FROM MESOPOTAMIA TO THE CAUCASUS

Anthony Endrey
(Excerpts)

The ancestors of the Hungarians were a Turanian people who probably lived in the area between the Tigris River and the Zagros mountains, known as Subartu in ancient times, during the fourth and third millennia BC. Their settlements may also have extended to the mountainous region of Upper Mesopotamia during this period.

The Hungarian language is a distant relative of the Finno-Ugrian and Turkic languages but not sufficiently close to either group to be classified as its member. It must be therefore regarded as an independent branch of the Ural-Altaic family of languages, standing on its own. Hungarian is a highly conservative language, having preserved virtually all its basic vocabulary, suffixes and grammatical structure over the last thousand years, and this fact, coupled with the absence of any known near relatives, indicates that the people speaking it must have led an independent existence for a very long time. This is also confirmed by the great antiquity of Hungarian words relating to state and political affairs and social and military organizations.

Whilst the proto-Hungarians were living in the Mesopotamian area, they were exposed to strong Sumerian linguistic and cultural influences, which have left many traces in their language and folklore. The Sumerians were also of Turanian origin and settled in Lower Mesopotamia around 3500 BC… It is likely that Sumerian ethnic elements overflowed into Subartu and intermarried with the proto-Hungarians. The Subarians were a proud and independent race. The ancestors of Hungarians were great horsemen even in this early period. We can be certain of this for several reasons. Firstly, the very use of the horse reached Mesopotamia from the general direction of Subartu and there are several archaeological finds indicating the existence of a culture based on extensive use of the horse in that region. Secondly, the Subarians manifested great mobility in their wars. Thirdly, there is the well-attested fact that the Hurrians (also a Turanian people) who were closely associated with the Subarians were fierce horsemen who introduced new methods of chariot warfare to the Near East and were buried with their horses when they died. This custom was still observed by the Hungarians in the tenth century AD. The Hurrians also used a prototype of the composite bow – made of laminated layers of bone and different kinds of timber -the powerful weapon of Hun, Avar and Magyar archers causing so much havoc in the West. We can therefore visualize the ancestors of the Hungarians during their Mesopotamian era as a proud warrior people, with a great love for the horse.

In the eighteenth century BC, the Hurrians whose main body had occupied the region of Lake Van in eastern Anatolia, suddenly exploded throughout the Near East, destroying Assyria, establishing a strong Hurrian state, called Mitanni, in Upper Mesopotamia, and setting up dominant Hurrian colonies. It is reasonable to assume that it was during the turbulence created by the Hurrians that the proto-Hungarians were dislodged from Subartu and were resettled in Transcaucasia, probably to act as frontier guardsmen for the Hurrian heartland. A millennium later, the Hungarians still live in Transcaucasia. Separated from their fellow-Subarians, they developed independently.

The independence of the Magyars during their association with Urartu is also confirmed by the Urartian source from 740 BC. This states that in one of his northern campaigns, the Urartian king, Sarduri II (c. 764-735 BC) … kept clear of the Magyars, most likely because he had a healthy respect for their independent spirit and military power.

### Supplied records

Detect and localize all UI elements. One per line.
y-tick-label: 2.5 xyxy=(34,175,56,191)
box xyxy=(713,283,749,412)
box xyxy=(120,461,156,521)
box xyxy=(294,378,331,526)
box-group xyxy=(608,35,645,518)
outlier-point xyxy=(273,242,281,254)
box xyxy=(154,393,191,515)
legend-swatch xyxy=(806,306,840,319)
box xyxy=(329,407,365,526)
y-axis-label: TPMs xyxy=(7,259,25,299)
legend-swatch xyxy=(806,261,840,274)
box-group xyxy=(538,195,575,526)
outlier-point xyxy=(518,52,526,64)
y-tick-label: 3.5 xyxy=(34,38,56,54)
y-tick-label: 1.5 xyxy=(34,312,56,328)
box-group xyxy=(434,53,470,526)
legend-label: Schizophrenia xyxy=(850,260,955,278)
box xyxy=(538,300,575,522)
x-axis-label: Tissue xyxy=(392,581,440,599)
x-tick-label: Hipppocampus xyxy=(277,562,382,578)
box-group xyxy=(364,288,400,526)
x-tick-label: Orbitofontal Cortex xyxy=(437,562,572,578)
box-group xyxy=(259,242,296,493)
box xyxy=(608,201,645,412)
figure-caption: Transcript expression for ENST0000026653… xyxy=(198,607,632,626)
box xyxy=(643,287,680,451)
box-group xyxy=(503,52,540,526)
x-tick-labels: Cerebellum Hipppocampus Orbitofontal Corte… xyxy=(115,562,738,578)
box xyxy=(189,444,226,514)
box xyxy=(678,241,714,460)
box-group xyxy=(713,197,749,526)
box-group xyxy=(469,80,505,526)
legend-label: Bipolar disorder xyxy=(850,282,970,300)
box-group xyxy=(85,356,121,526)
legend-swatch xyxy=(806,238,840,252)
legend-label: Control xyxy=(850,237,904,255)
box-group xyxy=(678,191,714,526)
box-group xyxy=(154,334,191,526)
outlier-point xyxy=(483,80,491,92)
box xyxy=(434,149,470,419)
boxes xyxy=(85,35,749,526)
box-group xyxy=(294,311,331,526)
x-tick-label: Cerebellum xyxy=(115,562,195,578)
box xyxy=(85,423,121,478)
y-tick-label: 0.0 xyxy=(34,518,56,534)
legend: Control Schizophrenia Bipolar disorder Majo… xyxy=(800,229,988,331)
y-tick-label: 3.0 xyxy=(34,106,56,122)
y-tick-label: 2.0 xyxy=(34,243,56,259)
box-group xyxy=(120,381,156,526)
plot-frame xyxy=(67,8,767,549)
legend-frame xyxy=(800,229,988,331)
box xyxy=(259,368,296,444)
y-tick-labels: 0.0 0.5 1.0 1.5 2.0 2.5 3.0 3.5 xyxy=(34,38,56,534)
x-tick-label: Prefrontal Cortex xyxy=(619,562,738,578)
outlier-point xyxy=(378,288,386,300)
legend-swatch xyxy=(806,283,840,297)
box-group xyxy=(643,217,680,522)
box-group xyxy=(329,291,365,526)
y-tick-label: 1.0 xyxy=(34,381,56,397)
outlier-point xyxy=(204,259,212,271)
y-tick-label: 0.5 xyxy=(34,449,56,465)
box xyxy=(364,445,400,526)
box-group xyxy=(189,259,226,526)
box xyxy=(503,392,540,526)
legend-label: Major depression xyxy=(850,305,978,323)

### Problems to solve
(1) Transcribe the passage of the text on Hungarian origins starting at "FROM MESOPOTAMIA TO" and ending at "during this period.".
(2) Please repeat the records word for word, starting at the first line of the records and ending at the line containing "box-group xyxy=(713,197,749,526)", with both of those lines included.
The records have no connection to the text about Hungarian origins.

### Answers for the exercise
(1)
FROM MESOPOTAMIA TO THE CAUCASUS

Anthony Endrey
(Excerpts)

The ancestors of the Hungarians were a Turanian people who probably lived in the area between the Tigris River and the Zagros mountains, known as Subartu in ancient times, during the fourth and third millennia BC. Their settlements may also have extended to the mountainous region of Upper Mesopotamia during this period.

(2)
Detect and localize all UI elements. One per line.
y-tick-label: 2.5 xyxy=(34,175,56,191)
box xyxy=(713,283,749,412)
box xyxy=(120,461,156,521)
box xyxy=(294,378,331,526)
box-group xyxy=(608,35,645,518)
outlier-point xyxy=(273,242,281,254)
box xyxy=(154,393,191,515)
legend-swatch xyxy=(806,306,840,319)
box xyxy=(329,407,365,526)
y-axis-label: TPMs xyxy=(7,259,25,299)
legend-swatch xyxy=(806,261,840,274)
box-group xyxy=(538,195,575,526)
outlier-point xyxy=(518,52,526,64)
y-tick-label: 3.5 xyxy=(34,38,56,54)
y-tick-label: 1.5 xyxy=(34,312,56,328)
box-group xyxy=(434,53,470,526)
legend-label: Schizophrenia xyxy=(850,260,955,278)
box xyxy=(538,300,575,522)
x-axis-label: Tissue xyxy=(392,581,440,599)
x-tick-label: Hipppocampus xyxy=(277,562,382,578)
box-group xyxy=(364,288,400,526)
x-tick-label: Orbitofontal Cortex xyxy=(437,562,572,578)
box-group xyxy=(259,242,296,493)
box xyxy=(608,201,645,412)
figure-caption: Transcript expression for ENST0000026653… xyxy=(198,607,632,626)
box xyxy=(643,287,680,451)
box-group xyxy=(503,52,540,526)
x-tick-labels: Cerebellum Hipppocampus Orbitofontal Corte… xyxy=(115,562,738,578)
box xyxy=(189,444,226,514)
box xyxy=(678,241,714,460)
box-group xyxy=(713,197,749,526)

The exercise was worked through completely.